**WHAT THE TASK ASKS**. In the material below, find every line with "text" and pull it out.

○ ○ ○ ○ ○

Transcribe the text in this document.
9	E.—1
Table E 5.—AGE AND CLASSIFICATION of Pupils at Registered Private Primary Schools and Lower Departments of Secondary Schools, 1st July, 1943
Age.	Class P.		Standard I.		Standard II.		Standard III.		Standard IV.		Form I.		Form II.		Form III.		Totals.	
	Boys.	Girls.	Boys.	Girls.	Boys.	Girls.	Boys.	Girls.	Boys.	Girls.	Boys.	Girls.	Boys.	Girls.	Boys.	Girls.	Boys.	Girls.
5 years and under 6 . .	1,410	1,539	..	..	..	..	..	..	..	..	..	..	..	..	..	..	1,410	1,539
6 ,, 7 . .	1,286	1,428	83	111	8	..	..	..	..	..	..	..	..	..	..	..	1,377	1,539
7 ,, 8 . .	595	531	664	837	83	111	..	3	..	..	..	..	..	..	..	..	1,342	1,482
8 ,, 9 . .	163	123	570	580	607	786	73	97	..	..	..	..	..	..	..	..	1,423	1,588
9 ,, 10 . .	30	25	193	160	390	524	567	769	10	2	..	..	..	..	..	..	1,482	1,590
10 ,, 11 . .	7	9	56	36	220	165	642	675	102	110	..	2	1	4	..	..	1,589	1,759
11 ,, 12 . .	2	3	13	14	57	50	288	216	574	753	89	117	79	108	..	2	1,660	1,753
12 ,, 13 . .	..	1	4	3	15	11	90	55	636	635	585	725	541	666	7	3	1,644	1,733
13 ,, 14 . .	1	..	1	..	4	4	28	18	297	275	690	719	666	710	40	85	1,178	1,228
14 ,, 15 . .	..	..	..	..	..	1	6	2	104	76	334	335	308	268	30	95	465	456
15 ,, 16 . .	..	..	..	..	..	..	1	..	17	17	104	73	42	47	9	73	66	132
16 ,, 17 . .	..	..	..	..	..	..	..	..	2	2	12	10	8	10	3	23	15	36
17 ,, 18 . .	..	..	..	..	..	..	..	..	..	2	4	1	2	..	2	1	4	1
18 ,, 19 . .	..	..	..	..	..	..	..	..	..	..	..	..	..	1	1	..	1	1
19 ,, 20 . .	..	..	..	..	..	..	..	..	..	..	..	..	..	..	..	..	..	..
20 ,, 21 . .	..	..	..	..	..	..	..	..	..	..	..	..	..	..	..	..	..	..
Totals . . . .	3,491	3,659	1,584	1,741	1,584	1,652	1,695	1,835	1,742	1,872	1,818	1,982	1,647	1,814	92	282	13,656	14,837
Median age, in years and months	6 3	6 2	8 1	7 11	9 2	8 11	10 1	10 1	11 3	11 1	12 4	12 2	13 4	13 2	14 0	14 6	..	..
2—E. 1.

○ ○ ○ ○ ○

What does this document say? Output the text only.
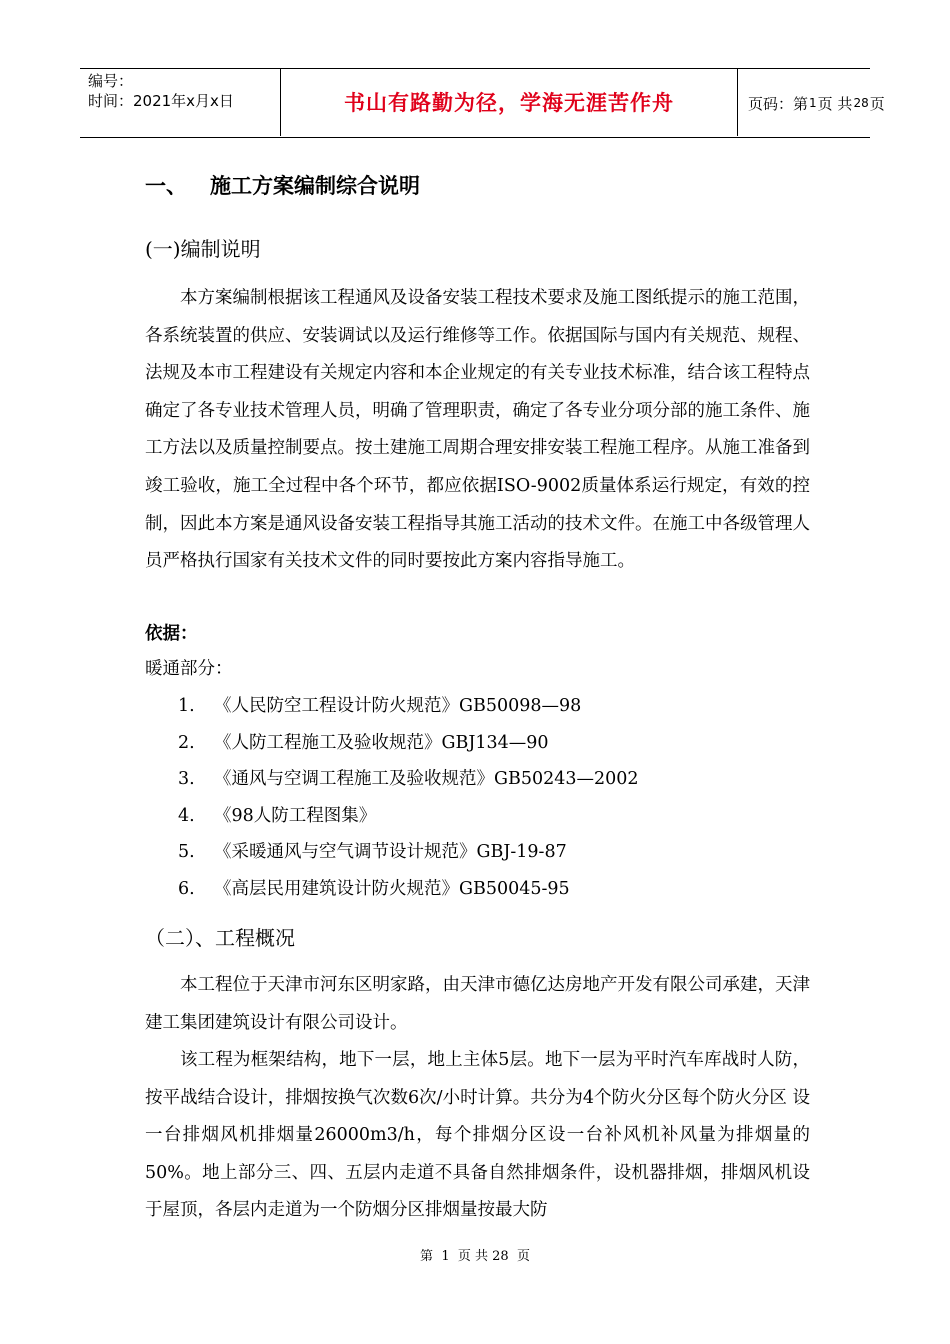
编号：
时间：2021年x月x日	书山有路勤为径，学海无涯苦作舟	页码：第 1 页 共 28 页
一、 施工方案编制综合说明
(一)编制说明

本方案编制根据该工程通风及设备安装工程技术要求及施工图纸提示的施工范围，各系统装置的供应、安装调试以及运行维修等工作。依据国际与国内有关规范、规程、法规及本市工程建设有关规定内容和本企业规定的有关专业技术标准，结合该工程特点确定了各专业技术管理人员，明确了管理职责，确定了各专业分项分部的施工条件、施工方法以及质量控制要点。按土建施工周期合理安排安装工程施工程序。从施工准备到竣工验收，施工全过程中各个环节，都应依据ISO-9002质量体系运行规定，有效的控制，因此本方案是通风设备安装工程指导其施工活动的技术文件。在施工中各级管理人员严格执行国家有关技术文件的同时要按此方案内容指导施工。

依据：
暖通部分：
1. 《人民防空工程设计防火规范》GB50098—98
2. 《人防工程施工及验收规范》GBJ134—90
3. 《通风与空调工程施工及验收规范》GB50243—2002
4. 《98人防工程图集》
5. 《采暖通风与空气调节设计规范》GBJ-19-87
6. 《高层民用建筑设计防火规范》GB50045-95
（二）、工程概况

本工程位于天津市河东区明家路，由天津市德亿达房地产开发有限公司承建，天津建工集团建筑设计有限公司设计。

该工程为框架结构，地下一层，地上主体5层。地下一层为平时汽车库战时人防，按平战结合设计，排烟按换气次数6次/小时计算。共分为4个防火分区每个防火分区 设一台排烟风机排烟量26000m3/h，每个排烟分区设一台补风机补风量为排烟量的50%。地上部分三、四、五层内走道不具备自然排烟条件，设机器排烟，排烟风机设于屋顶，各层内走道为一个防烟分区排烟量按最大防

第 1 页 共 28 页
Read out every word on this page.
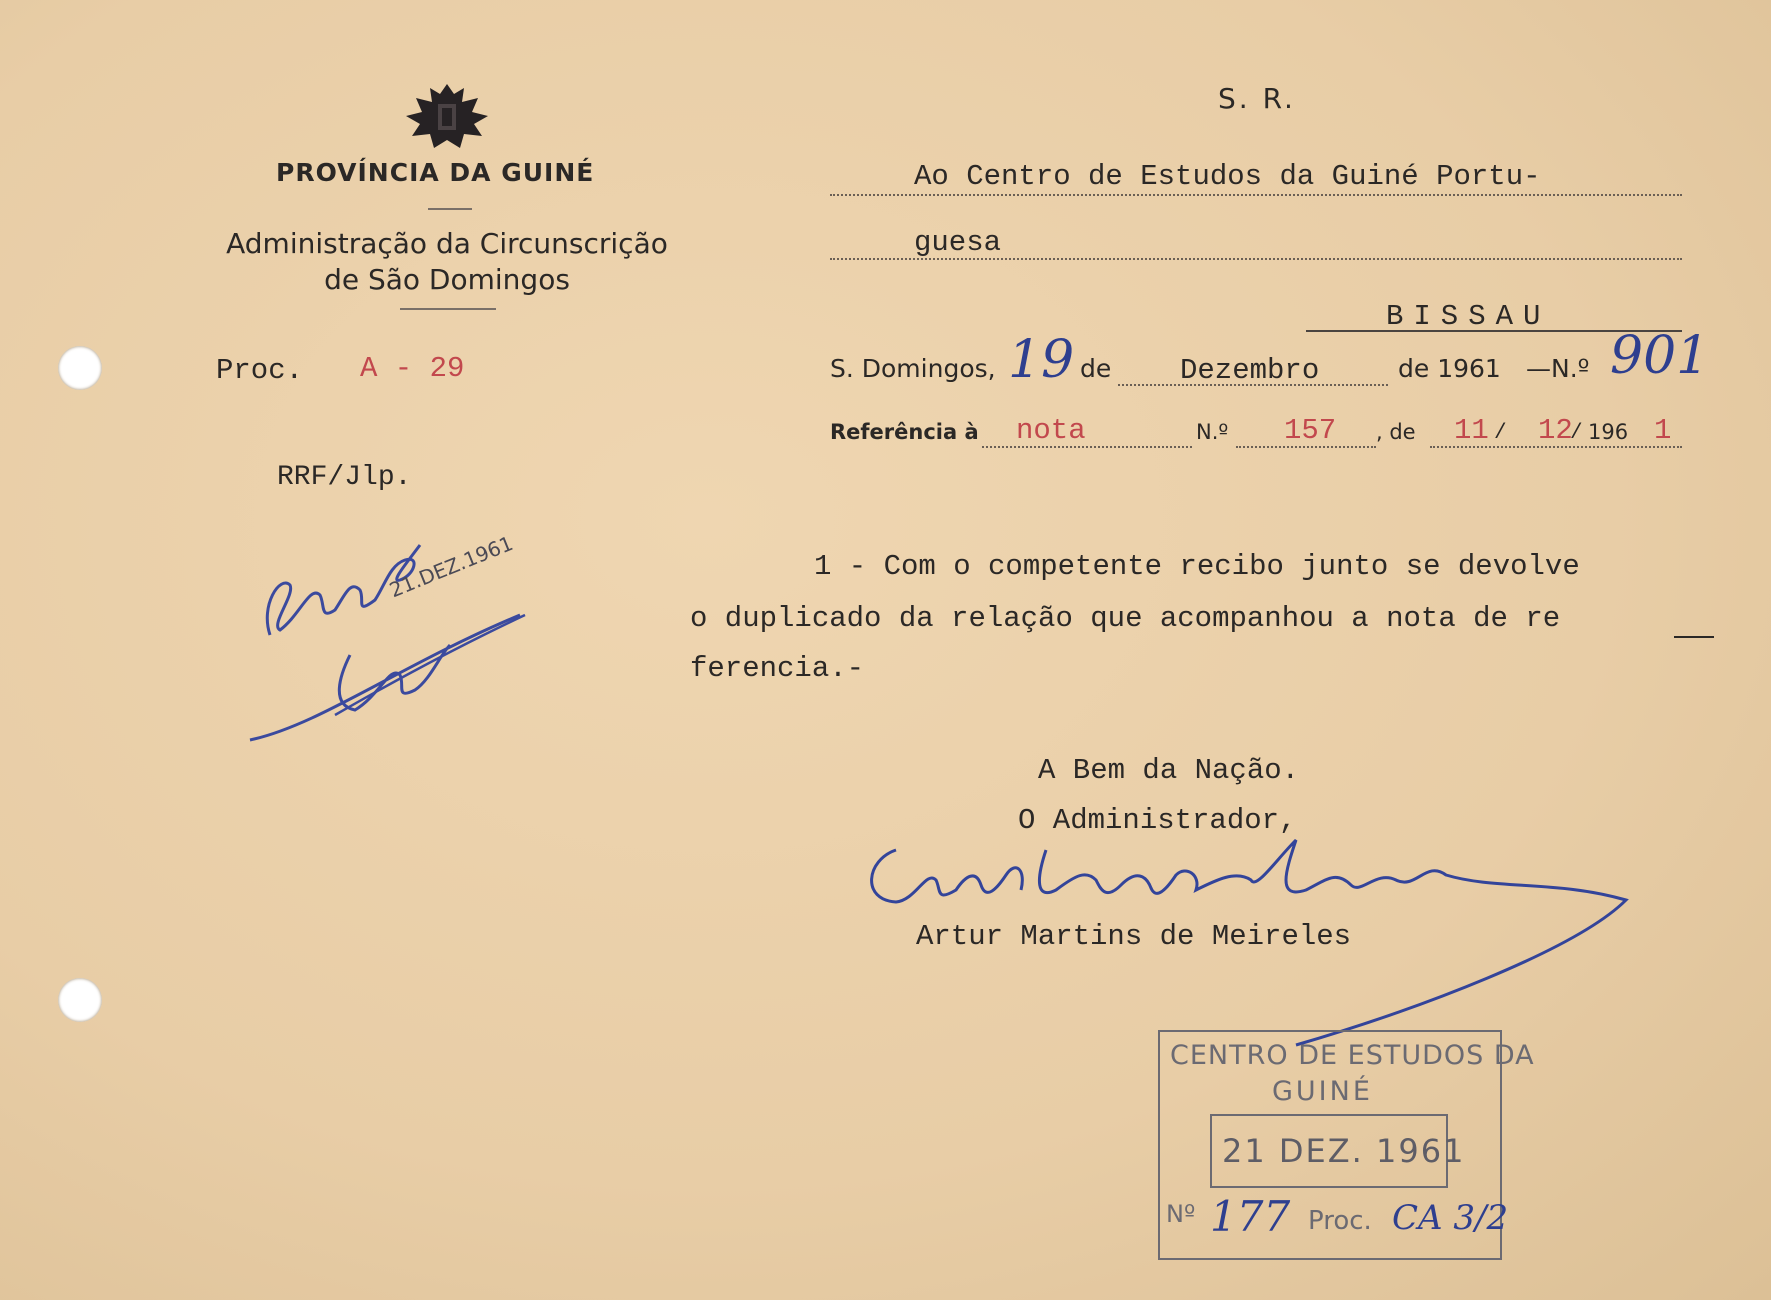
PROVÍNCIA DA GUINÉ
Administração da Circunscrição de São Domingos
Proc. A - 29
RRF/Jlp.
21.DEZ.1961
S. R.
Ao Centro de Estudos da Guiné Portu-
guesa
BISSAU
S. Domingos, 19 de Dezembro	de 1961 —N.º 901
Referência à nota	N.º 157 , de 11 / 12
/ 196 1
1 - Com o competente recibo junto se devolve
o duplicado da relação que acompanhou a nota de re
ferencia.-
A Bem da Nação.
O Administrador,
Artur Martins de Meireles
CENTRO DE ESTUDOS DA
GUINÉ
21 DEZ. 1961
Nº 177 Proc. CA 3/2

○ ○ ○ ○ ○

**COMPLETED TASK**.
Transcribe the text in this document.
What does this document say? Output the text only.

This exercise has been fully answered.